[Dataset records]
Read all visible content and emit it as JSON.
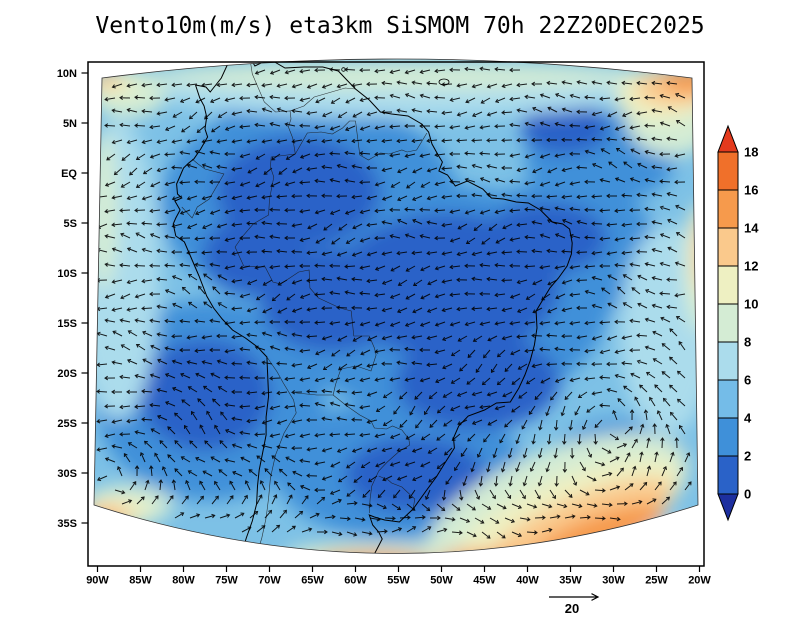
{
  "title": "Vento10m(m/s) eta3km SiSMOM 70h 22Z20DEC2025",
  "axes": {
    "y_tick_labels": [
      "10N",
      "5N",
      "EQ",
      "5S",
      "10S",
      "15S",
      "20S",
      "25S",
      "30S",
      "35S"
    ],
    "x_tick_labels": [
      "90W",
      "85W",
      "80W",
      "75W",
      "70W",
      "65W",
      "60W",
      "55W",
      "50W",
      "45W",
      "40W",
      "35W",
      "30W",
      "25W",
      "20W"
    ]
  },
  "colorbar": {
    "tick_labels": [
      "18",
      "16",
      "14",
      "12",
      "10",
      "8",
      "6",
      "4",
      "2",
      "0"
    ],
    "segments_top_to_bottom": [
      "#f0702a",
      "#f69a4c",
      "#fac98c",
      "#eef0c2",
      "#d4ecd4",
      "#abdcec",
      "#74bce8",
      "#3f90d9",
      "#2a62c8"
    ],
    "over_color": "#e43a1d",
    "under_color": "#1d2f9f"
  },
  "reference_vector_label": "20",
  "field_palette": {
    "base": "#7dc1e6",
    "dark_blue": "#2a62c8",
    "blue": "#3f90d9",
    "light_cyan": "#abdcec",
    "pale_green": "#d4ecd4",
    "cream": "#eef0c2",
    "light_orange": "#fac98c",
    "orange": "#f69a4c"
  },
  "field_regions": [
    [
      "blue",
      310,
      205,
      150,
      105
    ],
    [
      "blue",
      440,
      300,
      170,
      115
    ],
    [
      "blue",
      210,
      400,
      115,
      100
    ],
    [
      "blue",
      400,
      470,
      125,
      70
    ],
    [
      "blue",
      560,
      250,
      100,
      70
    ],
    [
      "blue",
      620,
      465,
      70,
      45
    ],
    [
      "blue",
      600,
      160,
      75,
      45
    ],
    [
      "blue",
      300,
      120,
      80,
      38
    ],
    [
      "dark_blue",
      298,
      192,
      82,
      55
    ],
    [
      "dark_blue",
      332,
      300,
      72,
      52
    ],
    [
      "dark_blue",
      448,
      285,
      112,
      72
    ],
    [
      "dark_blue",
      545,
      238,
      62,
      36
    ],
    [
      "dark_blue",
      205,
      395,
      66,
      56
    ],
    [
      "dark_blue",
      415,
      475,
      70,
      38
    ],
    [
      "dark_blue",
      632,
      473,
      44,
      26
    ],
    [
      "dark_blue",
      565,
      128,
      44,
      26
    ],
    [
      "dark_blue",
      255,
      255,
      52,
      40
    ],
    [
      "dark_blue",
      478,
      382,
      82,
      48
    ],
    [
      "light_cyan",
      118,
      270,
      42,
      150
    ],
    [
      "light_cyan",
      668,
      330,
      48,
      105
    ],
    [
      "light_cyan",
      395,
      92,
      240,
      26
    ],
    [
      "light_cyan",
      660,
      555,
      130,
      35
    ],
    [
      "pale_green",
      398,
      76,
      250,
      14
    ],
    [
      "pale_green",
      104,
      210,
      14,
      80
    ],
    [
      "pale_green",
      128,
      94,
      38,
      24
    ],
    [
      "pale_green",
      672,
      118,
      46,
      38
    ],
    [
      "pale_green",
      700,
      268,
      16,
      65
    ],
    [
      "pale_green",
      557,
      508,
      140,
      58,
      -22
    ],
    [
      "pale_green",
      128,
      505,
      45,
      20
    ],
    [
      "pale_green",
      378,
      556,
      95,
      13
    ],
    [
      "cream",
      660,
      96,
      44,
      26
    ],
    [
      "cream",
      703,
      256,
      12,
      48
    ],
    [
      "cream",
      570,
      516,
      120,
      40,
      -22
    ],
    [
      "cream",
      118,
      512,
      32,
      15
    ],
    [
      "cream",
      356,
      560,
      62,
      10
    ],
    [
      "cream",
      114,
      84,
      24,
      11
    ],
    [
      "light_orange",
      674,
      88,
      38,
      18
    ],
    [
      "light_orange",
      705,
      252,
      9,
      38
    ],
    [
      "light_orange",
      582,
      524,
      98,
      28,
      -22
    ],
    [
      "light_orange",
      108,
      516,
      24,
      11
    ],
    [
      "light_orange",
      390,
      562,
      48,
      8
    ],
    [
      "light_orange",
      106,
      80,
      15,
      8
    ],
    [
      "orange",
      690,
      81,
      28,
      12
    ],
    [
      "orange",
      598,
      534,
      70,
      18,
      -20
    ],
    [
      "orange",
      480,
      559,
      42,
      8
    ],
    [
      "orange",
      370,
      562,
      55,
      9
    ],
    [
      "orange",
      100,
      521,
      15,
      8
    ]
  ]
}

▸ What is required: Reproduce the material word for word, minus the images.

▸ Response to the task:
Read all visible content and emit it as JSON.
{
  "title": "Vento10m(m/s) eta3km SiSMOM 70h 22Z20DEC2025",
  "axes": {
    "y_tick_labels": [
      "10N",
      "5N",
      "EQ",
      "5S",
      "10S",
      "15S",
      "20S",
      "25S",
      "30S",
      "35S"
    ],
    "x_tick_labels": [
      "90W",
      "85W",
      "80W",
      "75W",
      "70W",
      "65W",
      "60W",
      "55W",
      "50W",
      "45W",
      "40W",
      "35W",
      "30W",
      "25W",
      "20W"
    ]
  },
  "colorbar": {
    "tick_labels": [
      "18",
      "16",
      "14",
      "12",
      "10",
      "8",
      "6",
      "4",
      "2",
      "0"
    ],
    "segments_top_to_bottom": [
      "#f0702a",
      "#f69a4c",
      "#fac98c",
      "#eef0c2",
      "#d4ecd4",
      "#abdcec",
      "#74bce8",
      "#3f90d9",
      "#2a62c8"
    ],
    "over_color": "#e43a1d",
    "under_color": "#1d2f9f"
  },
  "reference_vector_label": "20",
  "field_palette": {
    "base": "#7dc1e6",
    "dark_blue": "#2a62c8",
    "blue": "#3f90d9",
    "light_cyan": "#abdcec",
    "pale_green": "#d4ecd4",
    "cream": "#eef0c2",
    "light_orange": "#fac98c",
    "orange": "#f69a4c"
  },
  "field_regions": [
    [
      "blue",
      310,
      205,
      150,
      105
    ],
    [
      "blue",
      440,
      300,
      170,
      115
    ],
    [
      "blue",
      210,
      400,
      115,
      100
    ],
    [
      "blue",
      400,
      470,
      125,
      70
    ],
    [
      "blue",
      560,
      250,
      100,
      70
    ],
    [
      "blue",
      620,
      465,
      70,
      45
    ],
    [
      "blue",
      600,
      160,
      75,
      45
    ],
    [
      "blue",
      300,
      120,
      80,
      38
    ],
    [
      "dark_blue",
      298,
      192,
      82,
      55
    ],
    [
      "dark_blue",
      332,
      300,
      72,
      52
    ],
    [
      "dark_blue",
      448,
      285,
      112,
      72
    ],
    [
      "dark_blue",
      545,
      238,
      62,
      36
    ],
    [
      "dark_blue",
      205,
      395,
      66,
      56
    ],
    [
      "dark_blue",
      415,
      475,
      70,
      38
    ],
    [
      "dark_blue",
      632,
      473,
      44,
      26
    ],
    [
      "dark_blue",
      565,
      128,
      44,
      26
    ],
    [
      "dark_blue",
      255,
      255,
      52,
      40
    ],
    [
      "dark_blue",
      478,
      382,
      82,
      48
    ],
    [
      "light_cyan",
      118,
      270,
      42,
      150
    ],
    [
      "light_cyan",
      668,
      330,
      48,
      105
    ],
    [
      "light_cyan",
      395,
      92,
      240,
      26
    ],
    [
      "light_cyan",
      660,
      555,
      130,
      35
    ],
    [
      "pale_green",
      398,
      76,
      250,
      14
    ],
    [
      "pale_green",
      104,
      210,
      14,
      80
    ],
    [
      "pale_green",
      128,
      94,
      38,
      24
    ],
    [
      "pale_green",
      672,
      118,
      46,
      38
    ],
    [
      "pale_green",
      700,
      268,
      16,
      65
    ],
    [
      "pale_green",
      557,
      508,
      140,
      58,
      -22
    ],
    [
      "pale_green",
      128,
      505,
      45,
      20
    ],
    [
      "pale_green",
      378,
      556,
      95,
      13
    ],
    [
      "cream",
      660,
      96,
      44,
      26
    ],
    [
      "cream",
      703,
      256,
      12,
      48
    ],
    [
      "cream",
      570,
      516,
      120,
      40,
      -22
    ],
    [
      "cream",
      118,
      512,
      32,
      15
    ],
    [
      "cream",
      356,
      560,
      62,
      10
    ],
    [
      "cream",
      114,
      84,
      24,
      11
    ],
    [
      "light_orange",
      674,
      88,
      38,
      18
    ],
    [
      "light_orange",
      705,
      252,
      9,
      38
    ],
    [
      "light_orange",
      582,
      524,
      98,
      28,
      -22
    ],
    [
      "light_orange",
      108,
      516,
      24,
      11
    ],
    [
      "light_orange",
      390,
      562,
      48,
      8
    ],
    [
      "light_orange",
      106,
      80,
      15,
      8
    ],
    [
      "orange",
      690,
      81,
      28,
      12
    ],
    [
      "orange",
      598,
      534,
      70,
      18,
      -20
    ],
    [
      "orange",
      480,
      559,
      42,
      8
    ],
    [
      "orange",
      370,
      562,
      55,
      9
    ],
    [
      "orange",
      100,
      521,
      15,
      8
    ]
  ]
}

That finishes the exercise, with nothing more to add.